→ PROBLEM TO WORK ON:
Copy each line below that contains "values".

→ EXCERPTED DATA:
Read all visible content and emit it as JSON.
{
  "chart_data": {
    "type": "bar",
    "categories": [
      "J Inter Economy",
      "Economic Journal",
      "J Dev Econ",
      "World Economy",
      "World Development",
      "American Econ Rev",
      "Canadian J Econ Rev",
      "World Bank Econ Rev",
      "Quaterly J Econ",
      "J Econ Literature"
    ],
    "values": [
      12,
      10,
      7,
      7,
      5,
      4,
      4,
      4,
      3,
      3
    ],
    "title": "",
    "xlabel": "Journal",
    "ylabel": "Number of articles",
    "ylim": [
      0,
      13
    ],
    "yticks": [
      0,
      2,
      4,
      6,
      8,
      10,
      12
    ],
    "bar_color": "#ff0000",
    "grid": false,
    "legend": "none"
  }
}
...
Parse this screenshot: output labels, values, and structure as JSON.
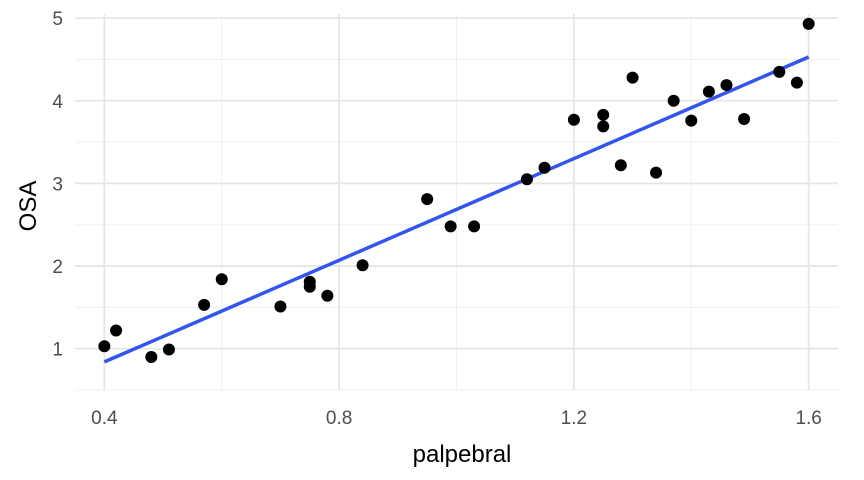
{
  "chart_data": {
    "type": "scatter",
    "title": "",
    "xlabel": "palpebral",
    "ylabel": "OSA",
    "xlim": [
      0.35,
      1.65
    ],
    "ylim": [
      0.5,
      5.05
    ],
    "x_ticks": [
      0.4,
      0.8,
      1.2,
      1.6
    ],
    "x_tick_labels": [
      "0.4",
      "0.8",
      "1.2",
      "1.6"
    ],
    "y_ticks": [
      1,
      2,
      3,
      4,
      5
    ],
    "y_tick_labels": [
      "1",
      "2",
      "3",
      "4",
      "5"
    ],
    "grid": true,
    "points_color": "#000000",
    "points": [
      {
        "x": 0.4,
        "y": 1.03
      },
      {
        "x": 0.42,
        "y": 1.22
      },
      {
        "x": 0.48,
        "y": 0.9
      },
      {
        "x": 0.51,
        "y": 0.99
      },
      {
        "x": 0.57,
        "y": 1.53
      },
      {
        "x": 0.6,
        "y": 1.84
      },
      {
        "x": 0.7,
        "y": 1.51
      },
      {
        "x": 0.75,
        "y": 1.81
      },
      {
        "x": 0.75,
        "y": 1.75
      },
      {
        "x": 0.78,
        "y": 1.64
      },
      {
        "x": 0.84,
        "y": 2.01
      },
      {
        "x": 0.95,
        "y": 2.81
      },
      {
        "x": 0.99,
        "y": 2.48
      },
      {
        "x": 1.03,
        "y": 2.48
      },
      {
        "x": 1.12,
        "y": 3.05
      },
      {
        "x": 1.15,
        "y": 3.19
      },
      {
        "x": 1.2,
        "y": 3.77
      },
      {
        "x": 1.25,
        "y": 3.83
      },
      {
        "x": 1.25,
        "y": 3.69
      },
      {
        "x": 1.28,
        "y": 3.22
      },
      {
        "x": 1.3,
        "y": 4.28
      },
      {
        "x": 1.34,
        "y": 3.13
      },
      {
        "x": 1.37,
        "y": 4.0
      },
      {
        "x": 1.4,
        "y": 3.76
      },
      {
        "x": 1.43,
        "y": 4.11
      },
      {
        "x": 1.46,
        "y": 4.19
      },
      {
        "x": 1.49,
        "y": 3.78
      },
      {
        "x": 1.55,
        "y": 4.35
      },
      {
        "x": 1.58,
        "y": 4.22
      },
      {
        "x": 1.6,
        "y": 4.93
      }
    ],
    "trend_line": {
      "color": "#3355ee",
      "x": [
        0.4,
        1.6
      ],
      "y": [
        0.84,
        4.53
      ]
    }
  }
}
* * *
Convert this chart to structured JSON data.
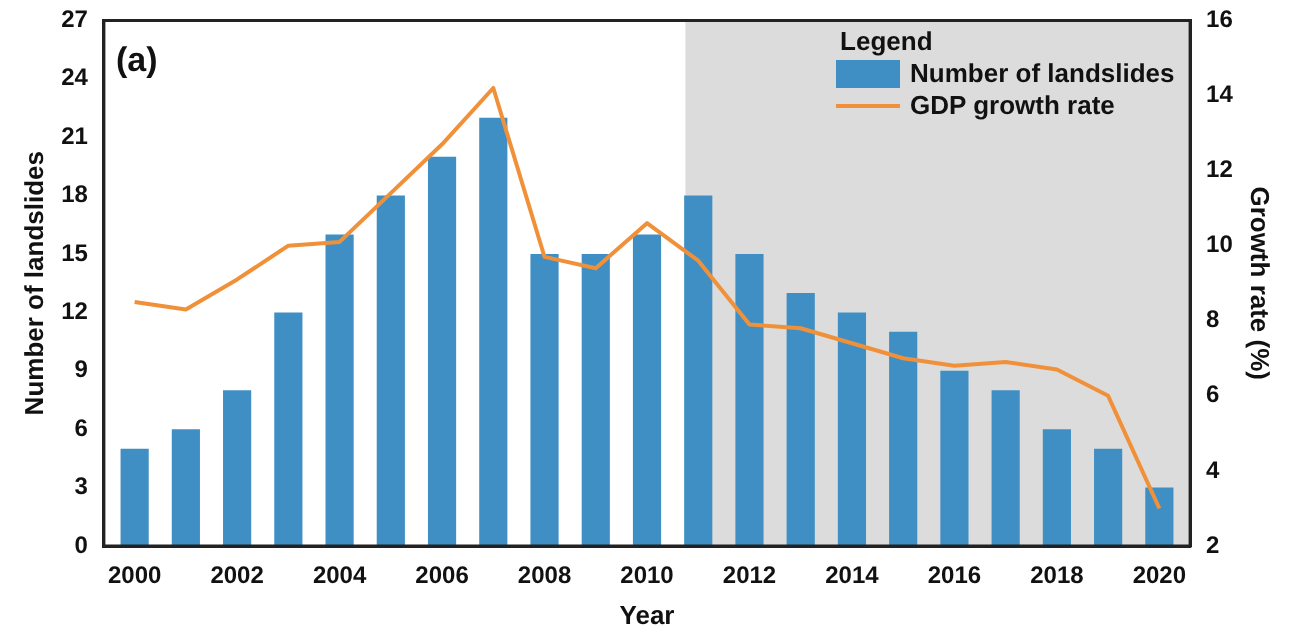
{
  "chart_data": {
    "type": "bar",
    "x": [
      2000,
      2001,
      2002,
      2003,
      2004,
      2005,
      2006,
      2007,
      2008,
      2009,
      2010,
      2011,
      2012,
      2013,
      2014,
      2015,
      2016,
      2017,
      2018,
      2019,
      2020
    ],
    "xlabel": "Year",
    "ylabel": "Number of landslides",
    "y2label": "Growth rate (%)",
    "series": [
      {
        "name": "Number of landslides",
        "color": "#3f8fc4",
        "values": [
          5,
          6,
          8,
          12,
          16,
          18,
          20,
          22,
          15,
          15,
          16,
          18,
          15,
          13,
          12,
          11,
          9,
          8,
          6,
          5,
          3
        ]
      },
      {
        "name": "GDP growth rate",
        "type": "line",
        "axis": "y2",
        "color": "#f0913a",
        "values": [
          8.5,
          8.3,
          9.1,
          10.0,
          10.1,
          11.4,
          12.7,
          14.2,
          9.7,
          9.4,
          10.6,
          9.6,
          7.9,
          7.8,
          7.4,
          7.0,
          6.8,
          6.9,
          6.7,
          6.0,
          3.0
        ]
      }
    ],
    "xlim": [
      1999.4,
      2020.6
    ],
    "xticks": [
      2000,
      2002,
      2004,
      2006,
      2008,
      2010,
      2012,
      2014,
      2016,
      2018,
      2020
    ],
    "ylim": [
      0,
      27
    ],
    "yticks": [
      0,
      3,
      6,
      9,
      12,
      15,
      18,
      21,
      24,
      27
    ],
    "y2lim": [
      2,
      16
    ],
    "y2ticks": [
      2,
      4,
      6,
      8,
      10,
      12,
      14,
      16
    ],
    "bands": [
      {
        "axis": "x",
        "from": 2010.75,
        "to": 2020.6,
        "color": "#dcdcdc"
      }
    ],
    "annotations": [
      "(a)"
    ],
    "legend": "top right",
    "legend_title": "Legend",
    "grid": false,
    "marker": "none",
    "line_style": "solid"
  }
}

→ CORRECT RESULT:
    "values": [
Parse this screenshot: output labels, values, and structure as JSON.
        "values": [
        "values": [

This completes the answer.